═════ DOCUMENT SEGMENT ═════
Are you talking about this:
const char* str = "comp.lang.c++";
 
?
arnuld <sunrise@invalid.address>: Oct 12 07:46PM

> string (similar to using %s in printf). When the operand has type
> pointer to "object that cannot be a string," the generated code treats
> it the same as using %p in printf.
 
But arr2 is an array of chars not terminated by null character:
 
char arr2[] = {'a','b','c'};

Still it prints it correctly. How does std::cout know where to stop.
Where I can find about rules regarding this ?

 
 
 
--
arnuld
http://lispmachine.wordpress.com/
arnuld <sunrise@invalid.address>: Oct 12 08:08PM

> On Sun, 12 Oct 2014 19:57:26 +0100, JiiPee wrote:
 
> Are you talking about this:
> const char* str = "comp.lang.c++";

No. He was talking about this:
 
char arr2[] = {'a','b','c'};
 
 
 
 
--
arnuld
http://lispmachine.wordpress.com/
JiiPee <no@notvalid.com>: Oct 12 09:27PM +0100

On 12/10/2014 21:08, arnuld wrote:
 
> char arr2[] = {'a','b','c'};
 
But arr2 is not const char pointer, is it? its a char pointer... we can
change its content.
JiiPee <no@notvalid.com>: Oct 12 09:38PM +0100

On 12/10/2014 20:46, arnuld wrote:
 
> char arr2[] = {'a','b','c'};
 
> Still it prints it correctly. How does std::cout know where to stop.
> Where I can find about rules regarding this ?
 
on my GCC it does not print arr2 correctly... it adds a return at the
end of it when I do:
 
printf("the size of %s is %d and the length is %d\n\n",
arr2, sizeof(arr2), strlen(arr2));
 
if I use arr2[] = "abc" it works.
 
I guess its behaviour is undefined.. in some machines its correct in
some not.
Richard Damon <Richard@Damon-Family.org>: Oct 12 05:20PM -0400

On 10/12/14, 4:38 PM, JiiPee wrote:
 
> if I use arr2[] = "abc" it works.
 
> I guess its behaviour is undefined.. in some machines its correct in
> some not.
═════
ACTIVITY: In the newsgroup thread, which declaration of arr2 does JiiPee say makes the printf call work? The listing after this sentence has no connection to the newsgroup thread.
═════ DATASET EXCERPTS ═════
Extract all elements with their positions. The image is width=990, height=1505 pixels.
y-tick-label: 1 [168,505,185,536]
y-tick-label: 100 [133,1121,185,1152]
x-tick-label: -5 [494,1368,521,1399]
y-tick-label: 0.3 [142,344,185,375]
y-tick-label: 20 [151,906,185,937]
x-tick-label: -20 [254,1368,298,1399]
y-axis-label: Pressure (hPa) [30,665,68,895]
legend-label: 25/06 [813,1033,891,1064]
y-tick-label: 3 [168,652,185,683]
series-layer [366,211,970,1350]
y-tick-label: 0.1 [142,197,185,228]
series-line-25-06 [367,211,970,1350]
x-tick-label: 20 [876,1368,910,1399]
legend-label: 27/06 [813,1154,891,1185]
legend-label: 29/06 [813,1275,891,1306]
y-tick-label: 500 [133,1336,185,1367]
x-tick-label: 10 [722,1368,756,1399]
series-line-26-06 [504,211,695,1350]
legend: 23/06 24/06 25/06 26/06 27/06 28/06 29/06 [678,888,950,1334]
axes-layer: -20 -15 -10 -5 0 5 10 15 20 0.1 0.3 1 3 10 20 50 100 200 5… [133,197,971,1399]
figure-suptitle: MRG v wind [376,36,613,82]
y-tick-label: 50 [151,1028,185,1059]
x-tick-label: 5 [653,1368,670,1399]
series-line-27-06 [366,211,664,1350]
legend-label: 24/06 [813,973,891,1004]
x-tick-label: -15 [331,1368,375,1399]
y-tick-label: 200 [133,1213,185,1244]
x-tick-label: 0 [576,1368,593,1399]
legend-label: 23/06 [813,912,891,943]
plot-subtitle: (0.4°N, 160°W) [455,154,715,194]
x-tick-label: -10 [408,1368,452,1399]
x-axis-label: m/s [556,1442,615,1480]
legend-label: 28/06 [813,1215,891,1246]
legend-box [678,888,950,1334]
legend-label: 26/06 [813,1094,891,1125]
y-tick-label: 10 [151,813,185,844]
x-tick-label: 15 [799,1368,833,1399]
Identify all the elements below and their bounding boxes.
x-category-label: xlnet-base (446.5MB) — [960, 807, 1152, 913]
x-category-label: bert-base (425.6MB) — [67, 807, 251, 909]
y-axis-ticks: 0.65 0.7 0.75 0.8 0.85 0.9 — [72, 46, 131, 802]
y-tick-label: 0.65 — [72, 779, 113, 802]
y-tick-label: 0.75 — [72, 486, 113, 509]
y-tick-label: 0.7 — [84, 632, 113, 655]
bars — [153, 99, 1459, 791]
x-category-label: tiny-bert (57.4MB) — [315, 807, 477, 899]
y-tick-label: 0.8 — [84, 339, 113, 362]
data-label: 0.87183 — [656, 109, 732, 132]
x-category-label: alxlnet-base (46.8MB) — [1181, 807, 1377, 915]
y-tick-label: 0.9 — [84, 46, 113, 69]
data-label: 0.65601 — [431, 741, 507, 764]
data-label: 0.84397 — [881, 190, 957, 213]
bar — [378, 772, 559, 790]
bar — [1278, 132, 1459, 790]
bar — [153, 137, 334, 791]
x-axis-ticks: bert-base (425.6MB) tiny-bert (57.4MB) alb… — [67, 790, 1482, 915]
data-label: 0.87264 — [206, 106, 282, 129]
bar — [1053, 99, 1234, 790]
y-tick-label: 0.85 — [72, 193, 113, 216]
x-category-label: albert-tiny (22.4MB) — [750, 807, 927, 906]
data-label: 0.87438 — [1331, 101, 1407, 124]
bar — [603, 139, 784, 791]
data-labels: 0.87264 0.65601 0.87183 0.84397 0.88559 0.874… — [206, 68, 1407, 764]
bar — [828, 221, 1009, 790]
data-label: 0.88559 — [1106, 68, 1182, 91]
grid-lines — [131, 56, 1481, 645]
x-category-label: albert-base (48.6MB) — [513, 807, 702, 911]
═════
WRITTEN SOLUTION: arr2[] = "abc"